### WHAT IS BEING ASKED
Filter the records below down to lines containing "icon".

Collection entries
※ ※ ※

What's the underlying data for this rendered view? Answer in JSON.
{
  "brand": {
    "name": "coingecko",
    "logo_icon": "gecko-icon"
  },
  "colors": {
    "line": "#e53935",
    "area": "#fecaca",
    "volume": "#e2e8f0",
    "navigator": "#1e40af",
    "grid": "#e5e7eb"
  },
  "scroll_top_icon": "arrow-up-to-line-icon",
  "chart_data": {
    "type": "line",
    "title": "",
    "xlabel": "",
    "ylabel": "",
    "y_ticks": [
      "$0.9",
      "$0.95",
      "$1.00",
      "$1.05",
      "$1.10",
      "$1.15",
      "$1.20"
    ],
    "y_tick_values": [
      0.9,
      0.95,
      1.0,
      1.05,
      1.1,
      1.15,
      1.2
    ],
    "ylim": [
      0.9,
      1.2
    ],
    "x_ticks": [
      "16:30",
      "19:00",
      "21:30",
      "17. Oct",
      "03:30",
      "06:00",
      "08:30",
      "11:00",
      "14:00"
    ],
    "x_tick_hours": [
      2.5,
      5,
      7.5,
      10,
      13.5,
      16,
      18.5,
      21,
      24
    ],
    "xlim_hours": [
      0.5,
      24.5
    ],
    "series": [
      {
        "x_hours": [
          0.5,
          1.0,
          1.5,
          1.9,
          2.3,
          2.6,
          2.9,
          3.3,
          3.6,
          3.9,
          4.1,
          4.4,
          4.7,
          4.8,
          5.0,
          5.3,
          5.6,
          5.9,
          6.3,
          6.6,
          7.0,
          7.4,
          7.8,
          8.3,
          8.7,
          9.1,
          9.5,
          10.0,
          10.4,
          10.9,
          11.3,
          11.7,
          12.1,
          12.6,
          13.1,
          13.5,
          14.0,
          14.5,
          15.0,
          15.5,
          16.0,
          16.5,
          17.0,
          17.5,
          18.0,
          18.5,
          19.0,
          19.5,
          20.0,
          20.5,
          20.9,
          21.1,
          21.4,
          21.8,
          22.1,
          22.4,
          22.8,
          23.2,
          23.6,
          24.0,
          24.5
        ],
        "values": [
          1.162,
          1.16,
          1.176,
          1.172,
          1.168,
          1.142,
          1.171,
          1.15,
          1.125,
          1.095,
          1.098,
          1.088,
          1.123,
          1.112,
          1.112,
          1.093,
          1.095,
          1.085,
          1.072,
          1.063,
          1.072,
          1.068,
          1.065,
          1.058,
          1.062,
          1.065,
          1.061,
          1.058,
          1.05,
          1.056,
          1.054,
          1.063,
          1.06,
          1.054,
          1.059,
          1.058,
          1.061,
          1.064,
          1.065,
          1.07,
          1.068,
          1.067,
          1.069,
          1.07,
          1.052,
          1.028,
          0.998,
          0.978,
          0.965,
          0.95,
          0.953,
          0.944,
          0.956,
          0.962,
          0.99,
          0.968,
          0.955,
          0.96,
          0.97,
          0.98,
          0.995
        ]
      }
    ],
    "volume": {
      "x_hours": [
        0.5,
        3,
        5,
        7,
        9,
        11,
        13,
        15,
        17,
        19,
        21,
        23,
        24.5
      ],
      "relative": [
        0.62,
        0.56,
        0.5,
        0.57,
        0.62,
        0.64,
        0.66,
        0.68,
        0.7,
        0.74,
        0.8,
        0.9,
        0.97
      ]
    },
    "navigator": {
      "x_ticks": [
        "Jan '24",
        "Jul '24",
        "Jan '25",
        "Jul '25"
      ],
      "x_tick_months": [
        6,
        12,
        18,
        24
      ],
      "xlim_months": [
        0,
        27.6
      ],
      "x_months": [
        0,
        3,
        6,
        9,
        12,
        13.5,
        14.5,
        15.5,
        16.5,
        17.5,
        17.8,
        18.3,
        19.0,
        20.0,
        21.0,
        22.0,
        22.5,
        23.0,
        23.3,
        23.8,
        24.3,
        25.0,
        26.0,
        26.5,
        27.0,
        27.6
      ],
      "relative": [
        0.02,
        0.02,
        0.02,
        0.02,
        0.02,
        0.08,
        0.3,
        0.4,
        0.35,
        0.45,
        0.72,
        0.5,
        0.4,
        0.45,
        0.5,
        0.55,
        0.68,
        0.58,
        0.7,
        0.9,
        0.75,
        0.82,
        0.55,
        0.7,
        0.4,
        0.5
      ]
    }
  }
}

※ ※ ※

### REPLY
    "logo_icon": "gecko-icon"
  "scroll_top_icon": "arrow-up-to-line-icon",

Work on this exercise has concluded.